=== Task objective ===
The records below need retyping in full; give them again exactly.

=== Material ===

>>>>

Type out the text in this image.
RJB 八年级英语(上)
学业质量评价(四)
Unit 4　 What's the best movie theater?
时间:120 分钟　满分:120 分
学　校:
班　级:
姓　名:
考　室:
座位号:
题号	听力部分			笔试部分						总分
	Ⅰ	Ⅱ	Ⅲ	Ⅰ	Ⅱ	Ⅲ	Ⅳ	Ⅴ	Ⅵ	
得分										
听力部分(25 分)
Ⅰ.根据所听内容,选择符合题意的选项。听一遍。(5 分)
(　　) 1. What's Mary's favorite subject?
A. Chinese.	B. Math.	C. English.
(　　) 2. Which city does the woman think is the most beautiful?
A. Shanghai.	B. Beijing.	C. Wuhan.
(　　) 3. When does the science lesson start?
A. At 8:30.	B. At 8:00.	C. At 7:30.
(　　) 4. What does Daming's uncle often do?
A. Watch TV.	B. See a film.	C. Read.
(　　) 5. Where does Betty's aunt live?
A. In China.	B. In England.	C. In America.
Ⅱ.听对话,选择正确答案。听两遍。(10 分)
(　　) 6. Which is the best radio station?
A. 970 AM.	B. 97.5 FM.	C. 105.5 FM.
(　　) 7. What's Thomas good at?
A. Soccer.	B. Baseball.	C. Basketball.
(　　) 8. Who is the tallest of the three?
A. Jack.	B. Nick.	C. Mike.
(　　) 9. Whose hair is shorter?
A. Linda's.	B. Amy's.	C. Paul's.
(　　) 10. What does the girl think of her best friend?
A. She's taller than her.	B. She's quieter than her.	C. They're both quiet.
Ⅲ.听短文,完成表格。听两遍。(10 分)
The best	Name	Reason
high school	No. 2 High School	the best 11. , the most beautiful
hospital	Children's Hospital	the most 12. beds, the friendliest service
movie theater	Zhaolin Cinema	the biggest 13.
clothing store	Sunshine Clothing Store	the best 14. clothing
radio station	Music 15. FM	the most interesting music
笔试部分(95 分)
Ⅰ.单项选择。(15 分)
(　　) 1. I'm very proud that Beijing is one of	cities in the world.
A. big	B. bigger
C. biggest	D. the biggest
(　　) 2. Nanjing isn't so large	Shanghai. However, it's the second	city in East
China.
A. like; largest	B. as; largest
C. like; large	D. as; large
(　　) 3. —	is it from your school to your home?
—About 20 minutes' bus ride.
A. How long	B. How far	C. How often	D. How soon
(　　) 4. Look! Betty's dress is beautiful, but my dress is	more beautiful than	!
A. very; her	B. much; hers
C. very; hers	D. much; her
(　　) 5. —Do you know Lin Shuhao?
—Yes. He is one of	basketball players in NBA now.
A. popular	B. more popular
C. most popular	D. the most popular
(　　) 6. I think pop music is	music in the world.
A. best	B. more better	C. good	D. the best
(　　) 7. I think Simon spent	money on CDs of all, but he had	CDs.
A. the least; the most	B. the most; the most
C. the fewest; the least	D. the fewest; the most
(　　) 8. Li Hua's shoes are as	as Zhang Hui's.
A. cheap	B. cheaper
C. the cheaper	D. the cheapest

<<<<

=== Solution for this problem ===
Type out the text in this image.
RJB 八年级英语(上)
学业质量评价(四)
Unit 4　 What's the best movie theater?
时间:120 分钟　满分:120 分
学　校:
班　级:
姓　名:
考　室:
座位号:
题号	听力部分			笔试部分						总分
	Ⅰ	Ⅱ	Ⅲ	Ⅰ	Ⅱ	Ⅲ	Ⅳ	Ⅴ	Ⅵ	
得分										
听力部分(25 分)
Ⅰ.根据所听内容,选择符合题意的选项。听一遍。(5 分)
(　　) 1. What's Mary's favorite subject?
A. Chinese.	B. Math.	C. English.
(　　) 2. Which city does the woman think is the most beautiful?
A. Shanghai.	B. Beijing.	C. Wuhan.
(　　) 3. When does the science lesson start?
A. At 8:30.	B. At 8:00.	C. At 7:30.
(　　) 4. What does Daming's uncle often do?
A. Watch TV.	B. See a film.	C. Read.
(　　) 5. Where does Betty's aunt live?
A. In China.	B. In England.	C. In America.
Ⅱ.听对话,选择正确答案。听两遍。(10 分)
(　　) 6. Which is the best radio station?
A. 970 AM.	B. 97.5 FM.	C. 105.5 FM.
(　　) 7. What's Thomas good at?
A. Soccer.	B. Baseball.	C. Basketball.
(　　) 8. Who is the tallest of the three?
A. Jack.	B. Nick.	C. Mike.
(　　) 9. Whose hair is shorter?
A. Linda's.	B. Amy's.	C. Paul's.
(　　) 10. What does the girl think of her best friend?
A. She's taller than her.	B. She's quieter than her.	C. They're both quiet.
Ⅲ.听短文,完成表格。听两遍。(10 分)
The best	Name	Reason
high school	No. 2 High School	the best 11. , the most beautiful
hospital	Children's Hospital	the most 12. beds, the friendliest service
movie theater	Zhaolin Cinema	the biggest 13.
clothing store	Sunshine Clothing Store	the best 14. clothing
radio station	Music 15. FM	the most interesting music
笔试部分(95 分)
Ⅰ.单项选择。(15 分)
(　　) 1. I'm very proud that Beijing is one of	cities in the world.
A. big	B. bigger
C. biggest	D. the biggest
(　　) 2. Nanjing isn't so large	Shanghai. However, it's the second	city in East
China.
A. like; largest	B. as; largest
C. like; large	D. as; large
(　　) 3. —	is it from your school to your home?
—About 20 minutes' bus ride.
A. How long	B. How far	C. How often	D. How soon
(　　) 4. Look! Betty's dress is beautiful, but my dress is	more beautiful than	!
A. very; her	B. much; hers
C. very; hers	D. much; her
(　　) 5. —Do you know Lin Shuhao?
—Yes. He is one of	basketball players in NBA now.
A. popular	B. more popular
C. most popular	D. the most popular
(　　) 6. I think pop music is	music in the world.
A. best	B. more better	C. good	D. the best
(　　) 7. I think Simon spent	money on CDs of all, but he had	CDs.
A. the least; the most	B. the most; the most
C. the fewest; the least	D. the fewest; the most
(　　) 8. Li Hua's shoes are as	as Zhang Hui's.
A. cheap	B. cheaper
C. the cheaper	D. the cheapest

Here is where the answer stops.